__WRITTEN EXERCISE__.
Find the string "辩证唯物主义与历史唯物主义" in the listing and report every line that has it.

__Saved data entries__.
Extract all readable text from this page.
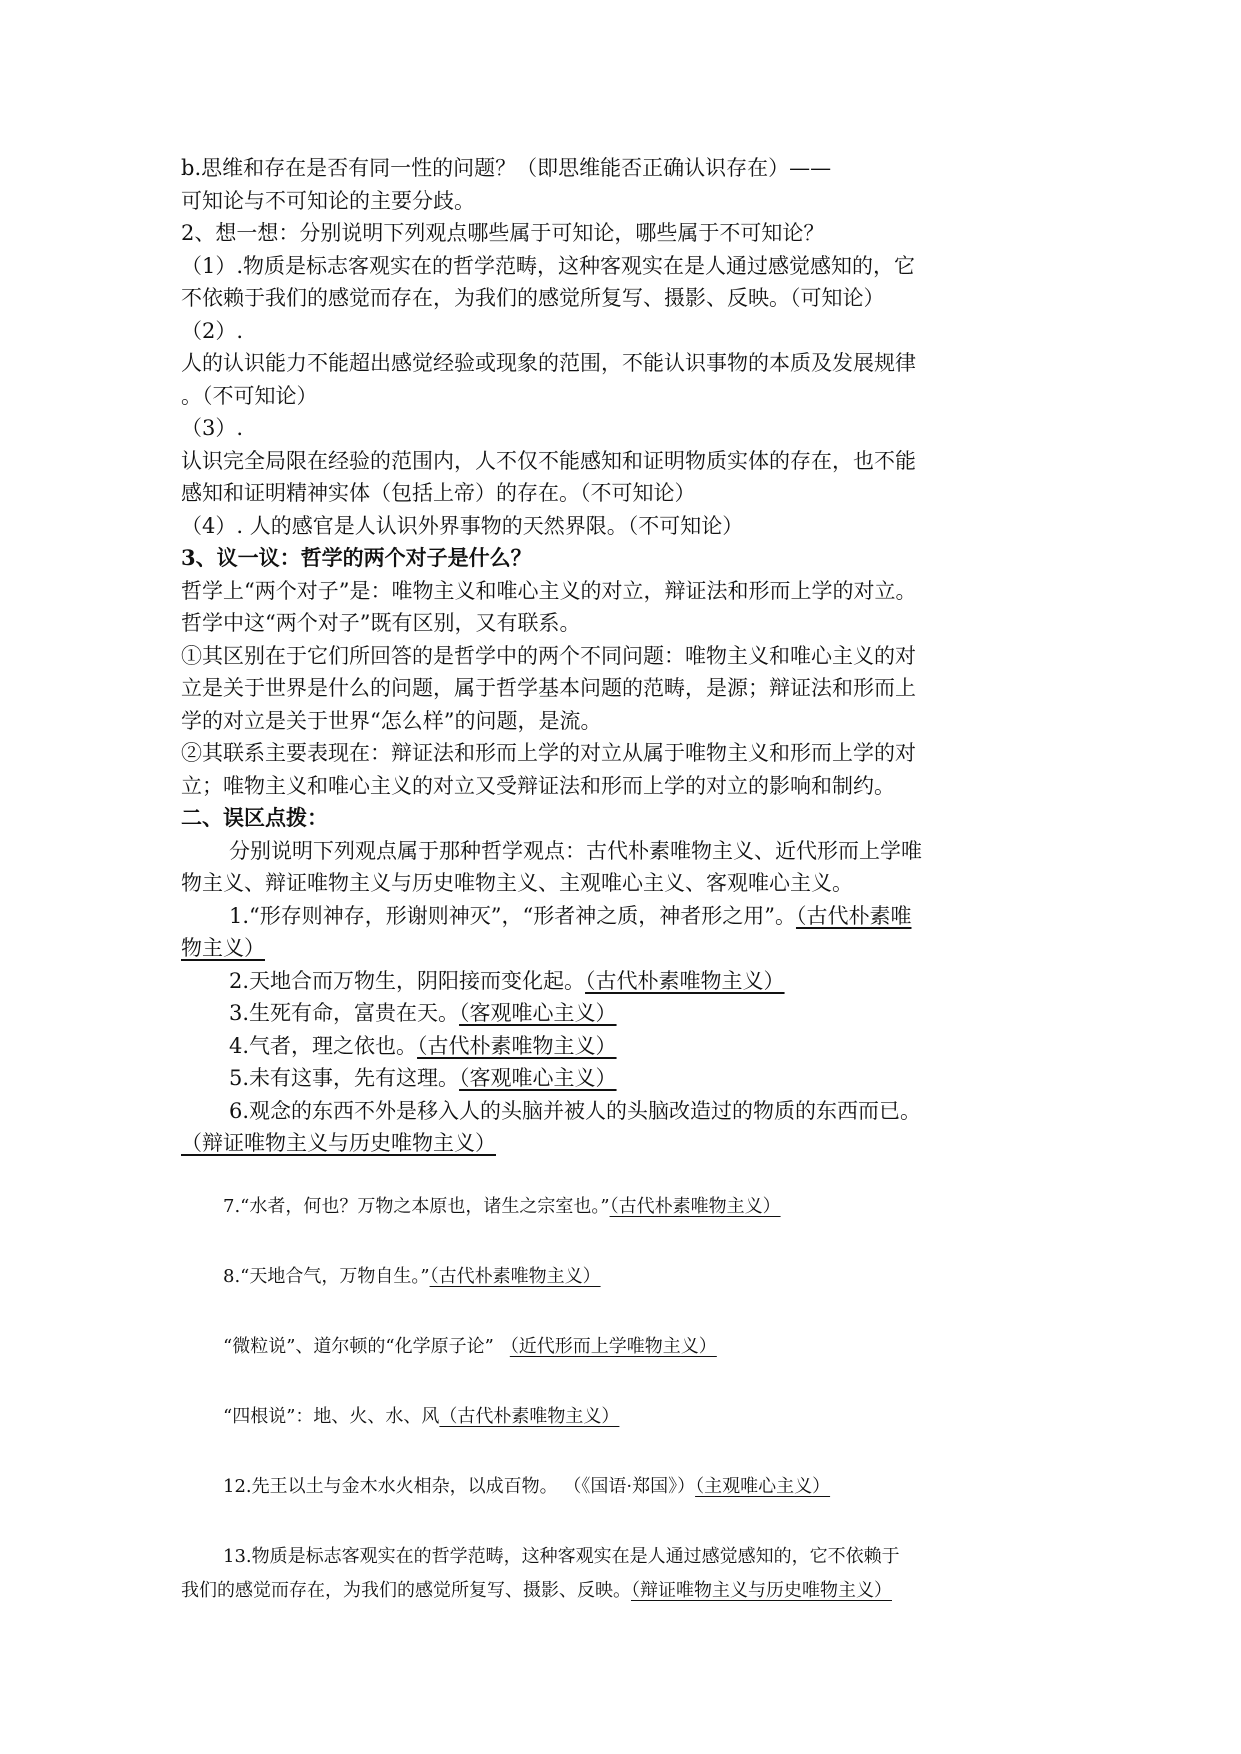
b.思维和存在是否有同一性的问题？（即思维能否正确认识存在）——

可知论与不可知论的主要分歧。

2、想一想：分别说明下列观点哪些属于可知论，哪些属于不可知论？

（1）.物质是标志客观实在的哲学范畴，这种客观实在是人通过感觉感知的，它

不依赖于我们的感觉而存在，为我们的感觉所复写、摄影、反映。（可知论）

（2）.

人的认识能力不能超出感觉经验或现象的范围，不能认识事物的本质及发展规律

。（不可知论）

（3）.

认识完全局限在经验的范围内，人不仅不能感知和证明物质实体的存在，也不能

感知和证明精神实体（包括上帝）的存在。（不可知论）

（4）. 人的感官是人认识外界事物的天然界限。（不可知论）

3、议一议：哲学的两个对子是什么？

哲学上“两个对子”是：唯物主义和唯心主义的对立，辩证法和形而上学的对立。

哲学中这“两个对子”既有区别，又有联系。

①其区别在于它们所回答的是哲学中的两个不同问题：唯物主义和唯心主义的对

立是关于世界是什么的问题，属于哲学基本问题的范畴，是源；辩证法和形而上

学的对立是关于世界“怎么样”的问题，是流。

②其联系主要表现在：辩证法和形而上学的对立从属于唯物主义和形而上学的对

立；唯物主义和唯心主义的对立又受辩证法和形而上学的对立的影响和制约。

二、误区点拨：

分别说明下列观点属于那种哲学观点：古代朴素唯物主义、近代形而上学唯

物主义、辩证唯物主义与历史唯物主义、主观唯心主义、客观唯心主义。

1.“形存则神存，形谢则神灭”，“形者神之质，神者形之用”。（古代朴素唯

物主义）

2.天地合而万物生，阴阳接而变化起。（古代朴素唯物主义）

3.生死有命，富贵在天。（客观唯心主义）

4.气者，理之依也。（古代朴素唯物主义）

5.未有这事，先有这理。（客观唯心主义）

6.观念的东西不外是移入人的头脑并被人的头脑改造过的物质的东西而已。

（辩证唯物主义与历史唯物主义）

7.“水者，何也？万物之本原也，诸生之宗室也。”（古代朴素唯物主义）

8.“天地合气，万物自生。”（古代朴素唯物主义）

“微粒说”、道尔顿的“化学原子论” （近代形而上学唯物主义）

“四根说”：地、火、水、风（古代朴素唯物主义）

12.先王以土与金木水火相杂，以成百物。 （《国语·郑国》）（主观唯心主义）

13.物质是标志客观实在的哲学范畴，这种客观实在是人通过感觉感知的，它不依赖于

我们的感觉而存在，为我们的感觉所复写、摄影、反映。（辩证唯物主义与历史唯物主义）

---

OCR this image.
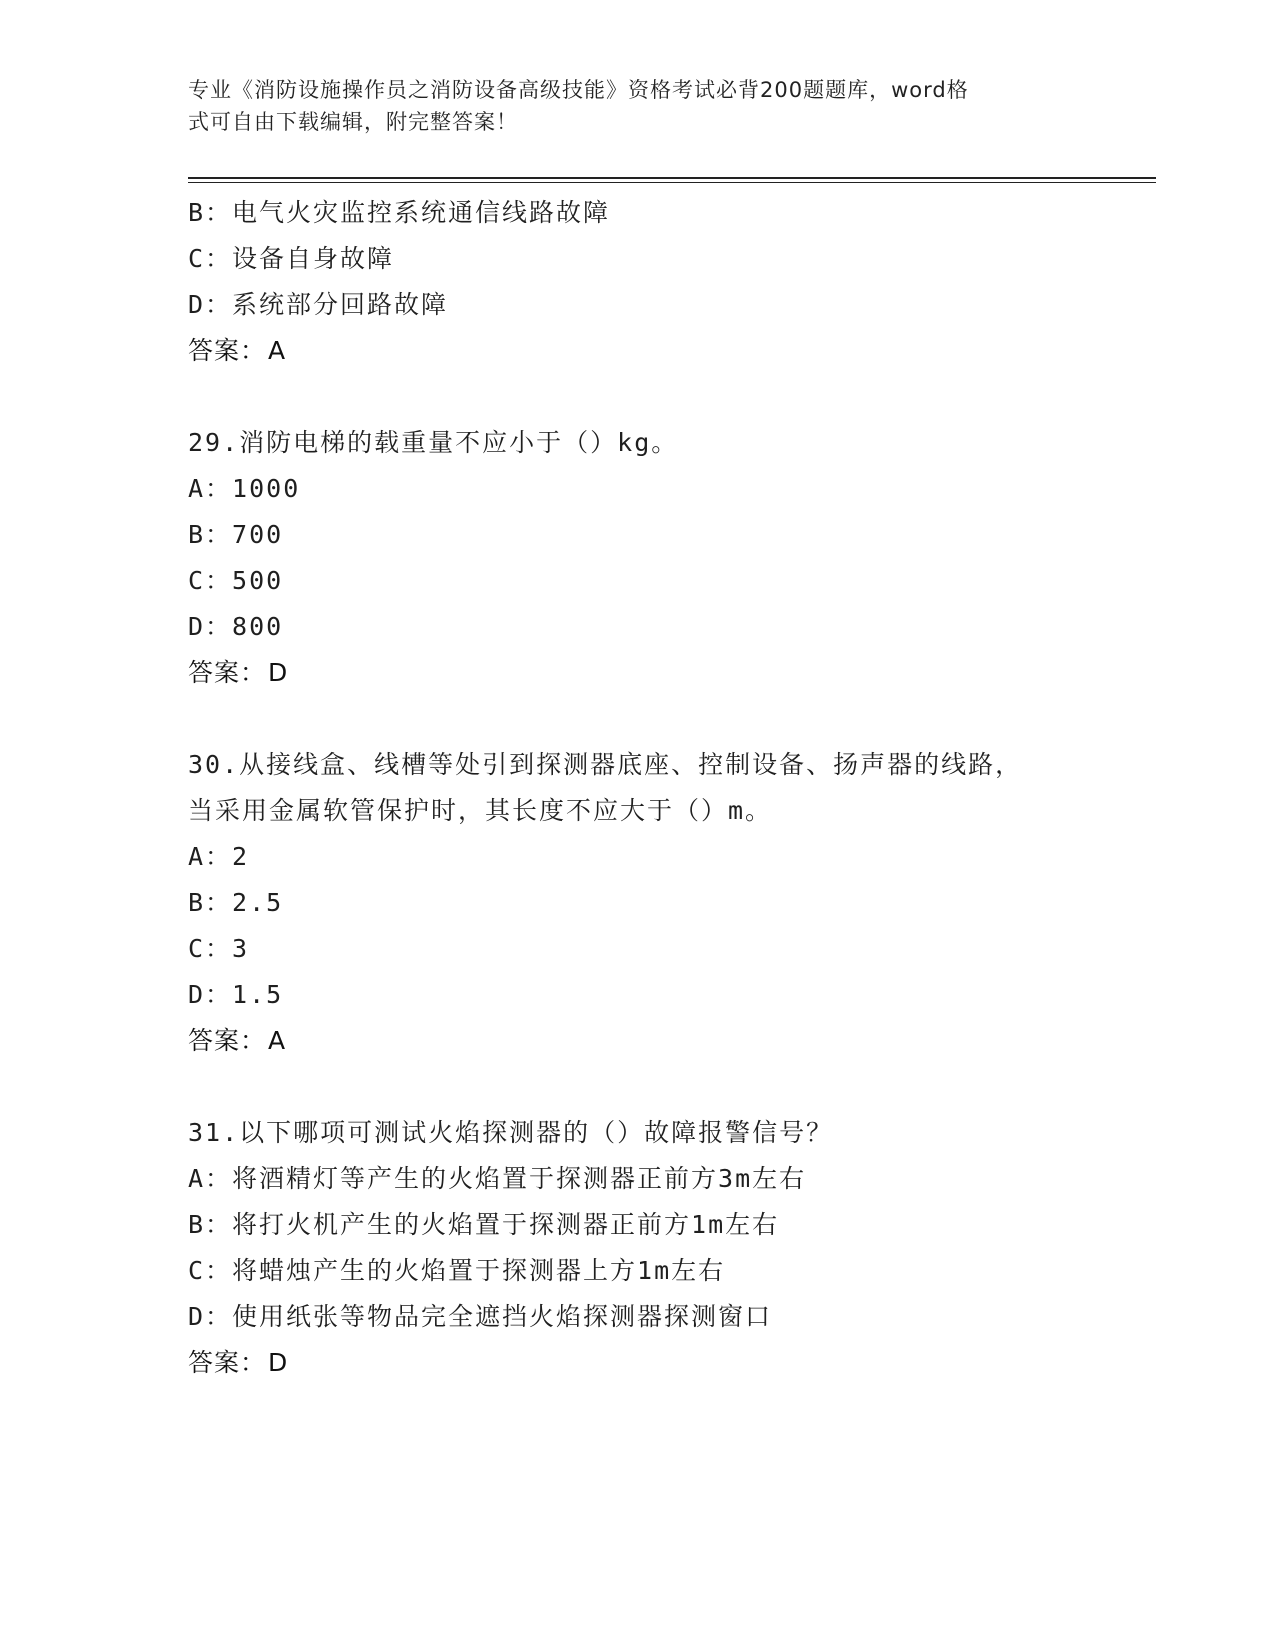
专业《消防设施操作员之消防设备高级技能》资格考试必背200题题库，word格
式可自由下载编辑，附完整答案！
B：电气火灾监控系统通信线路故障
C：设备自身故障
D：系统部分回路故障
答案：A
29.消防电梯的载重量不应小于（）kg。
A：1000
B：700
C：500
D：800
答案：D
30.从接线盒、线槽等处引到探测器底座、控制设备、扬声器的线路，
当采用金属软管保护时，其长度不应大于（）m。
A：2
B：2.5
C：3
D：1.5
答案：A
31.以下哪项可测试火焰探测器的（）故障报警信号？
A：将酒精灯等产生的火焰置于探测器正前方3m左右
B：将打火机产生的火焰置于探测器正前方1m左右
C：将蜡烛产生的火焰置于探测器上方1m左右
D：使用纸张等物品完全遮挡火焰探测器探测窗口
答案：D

__RESULT OF THE TASK__.
物主义、辩证唯物主义与历史唯物主义、主观唯心主义、客观唯心主义。
（辩证唯物主义与历史唯物主义）
我们的感觉而存在，为我们的感觉所复写、摄影、反映。（辩证唯物主义与历史唯物主义）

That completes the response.